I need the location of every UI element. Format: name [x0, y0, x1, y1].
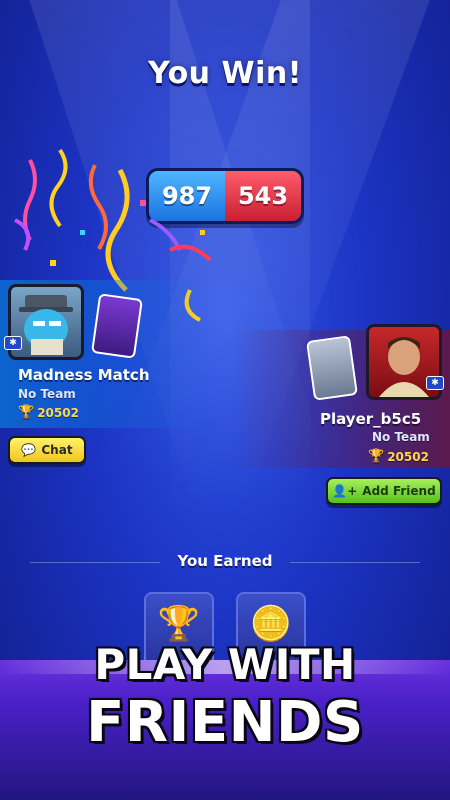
add-friend-button[interactable]: 👤+ Add Friend: [326, 477, 442, 505]
result-title: You Win!: [148, 56, 302, 91]
promo-line-2: FRIENDS: [86, 690, 364, 755]
lightning-coin-icon: 🪙: [249, 604, 293, 644]
player-left-team: No Team: [18, 387, 76, 401]
trophy-icon: 🏆: [157, 604, 201, 644]
promo-line-1: PLAY WITH: [94, 640, 356, 689]
player-right-team: No Team: [372, 430, 430, 444]
trophy-count: 20502: [37, 405, 79, 420]
player-right-name: Player_b5c5: [320, 410, 422, 428]
chat-button[interactable]: 💬 Chat: [8, 436, 86, 464]
player-right-trophies: 🏆 20502: [368, 449, 429, 464]
chat-button-label: Chat: [41, 443, 73, 457]
earned-label: You Earned: [177, 552, 273, 570]
trophy-icon: 🏆: [18, 405, 35, 420]
player-left-card: [91, 293, 143, 359]
trophy-icon: 🏆: [368, 449, 385, 464]
rank-badge-icon: ✱: [4, 336, 22, 350]
rank-badge-icon: ✱: [426, 376, 444, 390]
trophy-count: 20502: [387, 449, 429, 464]
add-friend-button-label: Add Friend: [362, 484, 436, 498]
add-friend-icon: 👤+: [332, 484, 358, 498]
player-left-name: Madness Match: [18, 366, 150, 384]
player-left-trophies: 🏆 20502: [18, 405, 79, 420]
player-right-card: [306, 335, 358, 401]
chat-bubble-icon: 💬: [21, 443, 37, 457]
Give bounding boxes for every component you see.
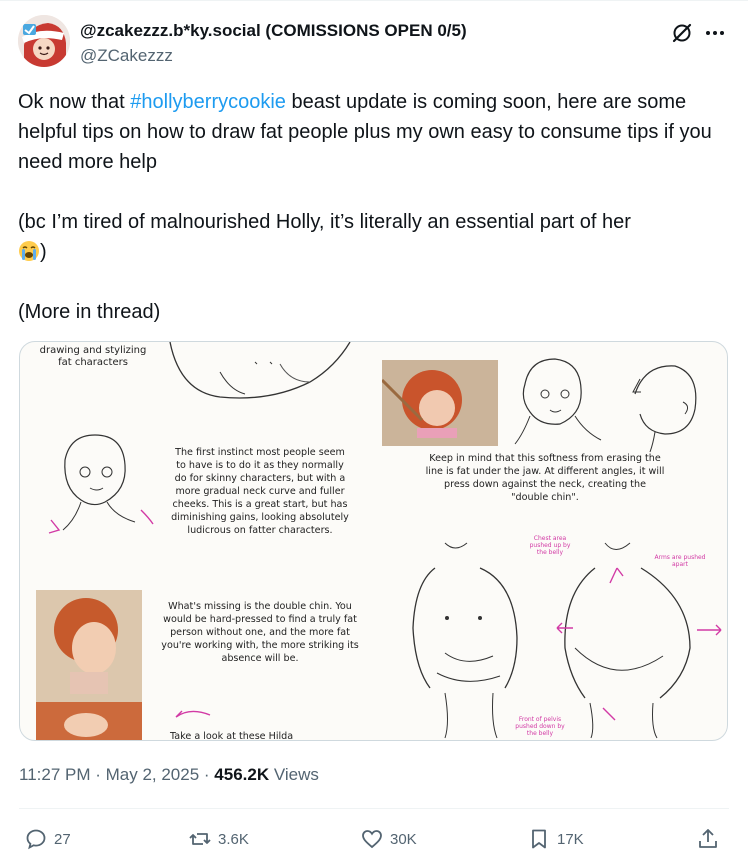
note-double-chin: What's missing is the double chin. You w… <box>161 601 359 664</box>
post-metadata: 11:27 PM · May 2, 2025 · 456.2K Views <box>19 765 319 785</box>
reply-count: 27 <box>54 830 71 848</box>
heart-icon <box>362 830 382 849</box>
like-button[interactable]: 30K <box>360 826 417 852</box>
chin-closeup-sketch <box>169 342 351 399</box>
repost-icon <box>189 833 211 845</box>
meta-separator: · <box>199 765 215 784</box>
tweet-text: Ok now that #hollyberrycookie beast upda… <box>18 87 718 327</box>
top-divider <box>0 0 748 1</box>
reference-photo-bottom <box>36 590 142 740</box>
label-arms: Arms are pushed apart <box>654 554 706 568</box>
label-chest-area: Chest area pushed up by the belly <box>529 535 571 556</box>
timestamp[interactable]: 11:27 PM · May 2, 2025 <box>19 765 199 784</box>
bookmark-count: 17K <box>557 830 584 848</box>
author-handle[interactable]: @ZCakezzz <box>80 46 173 66</box>
label-pelvis: Front of pelvis pushed down by the belly <box>515 716 565 737</box>
text-segment: Ok now that <box>18 91 131 113</box>
media-title: drawing and stylizing fat characters <box>38 345 148 369</box>
bookmark-icon <box>532 829 546 849</box>
author-display-name[interactable]: @zcakezzz.b*ky.social (COMISSIONS OPEN 0… <box>80 21 467 41</box>
body-sketches <box>412 542 722 739</box>
tweet-paragraph-2: (bc I’m tired of malnourished Holly, it’… <box>18 207 718 267</box>
reply-icon <box>26 829 46 850</box>
reply-button[interactable]: 27 <box>24 826 71 852</box>
media-title-line: drawing and stylizing <box>39 345 147 356</box>
note-hilda: Take a look at these Hilda <box>170 731 294 741</box>
head-sketch-left <box>48 434 154 534</box>
views-count: 456.2K <box>214 765 270 784</box>
views-label: Views <box>269 765 319 784</box>
text-segment: (bc I’m tired of malnourished Holly, it’… <box>18 211 631 233</box>
like-count: 30K <box>390 830 417 848</box>
repost-button[interactable]: 3.6K <box>188 826 249 852</box>
more-options-icon[interactable] <box>702 22 728 44</box>
crying-face-emoji-icon <box>18 240 40 262</box>
attached-image[interactable]: drawing and stylizing fat characters The… <box>19 341 728 741</box>
head-sketch-right <box>514 358 697 453</box>
pink-arrow-sketch <box>175 710 211 718</box>
share-button[interactable] <box>696 826 726 852</box>
bookmark-button[interactable]: 17K <box>527 826 584 852</box>
text-segment: ) <box>40 241 47 263</box>
tweet-paragraph-3: (More in thread) <box>18 301 161 323</box>
share-icon <box>699 829 717 848</box>
note-first-instinct: The first instinct most people seem to h… <box>171 447 349 536</box>
avatar[interactable] <box>18 15 70 67</box>
tweet-paragraph-1: Ok now that #hollyberrycookie beast upda… <box>18 87 718 177</box>
note-softness: Keep in mind that this softness from era… <box>425 453 665 503</box>
media-title-line: fat characters <box>58 357 128 368</box>
repost-count: 3.6K <box>218 830 249 848</box>
reference-photo-top <box>382 360 498 446</box>
grok-icon[interactable] <box>671 22 693 44</box>
hashtag-link[interactable]: #hollyberrycookie <box>130 91 286 113</box>
divider <box>19 808 729 809</box>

—————

▸ REQUIREMENTS
Reproduce every one of the lines above word for word, leaving out the two pictures.

▸ RESULT OF THIS TASK
I need the location of every UI element. Format: name [x0, y0, x1, y1].
add-friend-button[interactable]: 👤+ Add Friend: [326, 477, 442, 505]
result-title: You Win!: [148, 56, 302, 91]
promo-line-2: FRIENDS: [86, 690, 364, 755]
lightning-coin-icon: 🪙: [249, 604, 293, 644]
player-left-team: No Team: [18, 387, 76, 401]
trophy-icon: 🏆: [157, 604, 201, 644]
promo-line-1: PLAY WITH: [94, 640, 356, 689]
player-right-team: No Team: [372, 430, 430, 444]
trophy-count: 20502: [37, 405, 79, 420]
player-right-name: Player_b5c5: [320, 410, 422, 428]
chat-button[interactable]: 💬 Chat: [8, 436, 86, 464]
player-right-trophies: 🏆 20502: [368, 449, 429, 464]
chat-button-label: Chat: [41, 443, 73, 457]
earned-label: You Earned: [177, 552, 273, 570]
trophy-icon: 🏆: [18, 405, 35, 420]
player-left-card: [91, 293, 143, 359]
trophy-icon: 🏆: [368, 449, 385, 464]
rank-badge-icon: ✱: [4, 336, 22, 350]
rank-badge-icon: ✱: [426, 376, 444, 390]
trophy-count: 20502: [387, 449, 429, 464]
add-friend-button-label: Add Friend: [362, 484, 436, 498]
add-friend-icon: 👤+: [332, 484, 358, 498]
player-left-name: Madness Match: [18, 366, 150, 384]
player-left-trophies: 🏆 20502: [18, 405, 79, 420]
player-right-card: [306, 335, 358, 401]
chat-bubble-icon: 💬: [21, 443, 37, 457]
Give bounding boxes for every component you see.
note-double-chin: What's missing is the double chin. You w… <box>161 601 359 664</box>
post-metadata: 11:27 PM · May 2, 2025 · 456.2K Views <box>19 765 319 785</box>
reply-count: 27 <box>54 830 71 848</box>
heart-icon <box>362 830 382 849</box>
like-button[interactable]: 30K <box>360 826 417 852</box>
chin-closeup-sketch <box>169 342 351 399</box>
repost-icon <box>189 833 211 845</box>
meta-separator: · <box>199 765 215 784</box>
tweet-text: Ok now that #hollyberrycookie beast upda… <box>18 87 718 327</box>
top-divider <box>0 0 748 1</box>
reference-photo-bottom <box>36 590 142 740</box>
label-arms: Arms are pushed apart <box>654 554 706 568</box>
label-chest-area: Chest area pushed up by the belly <box>529 535 571 556</box>
timestamp[interactable]: 11:27 PM · May 2, 2025 <box>19 765 199 784</box>
bookmark-count: 17K <box>557 830 584 848</box>
author-handle[interactable]: @ZCakezzz <box>80 46 173 66</box>
label-pelvis: Front of pelvis pushed down by the belly <box>515 716 565 737</box>
text-segment: Ok now that <box>18 91 131 113</box>
media-title: drawing and stylizing fat characters <box>38 345 148 369</box>
bookmark-icon <box>532 829 546 849</box>
author-display-name[interactable]: @zcakezzz.b*ky.social (COMISSIONS OPEN 0… <box>80 21 467 41</box>
body-sketches <box>412 542 722 739</box>
tweet-paragraph-2: (bc I’m tired of malnourished Holly, it’… <box>18 207 718 267</box>
reply-icon <box>26 829 46 850</box>
reply-button[interactable]: 27 <box>24 826 71 852</box>
media-title-line: drawing and stylizing <box>39 345 147 356</box>
note-hilda: Take a look at these Hilda <box>170 731 294 741</box>
head-sketch-left <box>48 434 154 534</box>
views-count: 456.2K <box>214 765 270 784</box>
views-label: Views <box>269 765 319 784</box>
text-segment: (bc I’m tired of malnourished Holly, it’… <box>18 211 631 233</box>
like-count: 30K <box>390 830 417 848</box>
repost-button[interactable]: 3.6K <box>188 826 249 852</box>
more-options-icon[interactable] <box>702 22 728 44</box>
crying-face-emoji-icon <box>18 240 40 262</box>
attached-image[interactable]: drawing and stylizing fat characters The… <box>19 341 728 741</box>
head-sketch-right <box>514 358 697 453</box>
pink-arrow-sketch <box>175 710 211 718</box>
share-button[interactable] <box>696 826 726 852</box>
bookmark-button[interactable]: 17K <box>527 826 584 852</box>
text-segment: ) <box>40 241 47 263</box>
tweet-paragraph-3: (More in thread) <box>18 301 161 323</box>
share-icon <box>699 829 717 848</box>
note-first-instinct: The first instinct most people seem to h… <box>171 447 349 536</box>
avatar[interactable] <box>18 15 70 67</box>
tweet-paragraph-1: Ok now that #hollyberrycookie beast upda… <box>18 87 718 177</box>
note-softness: Keep in mind that this softness from era… <box>425 453 665 503</box>
media-title-line: fat characters <box>58 357 128 368</box>
repost-count: 3.6K <box>218 830 249 848</box>
reference-photo-top <box>382 360 498 446</box>
grok-icon[interactable] <box>671 22 693 44</box>
hashtag-link[interactable]: #hollyberrycookie <box>130 91 286 113</box>
divider <box>19 808 729 809</box>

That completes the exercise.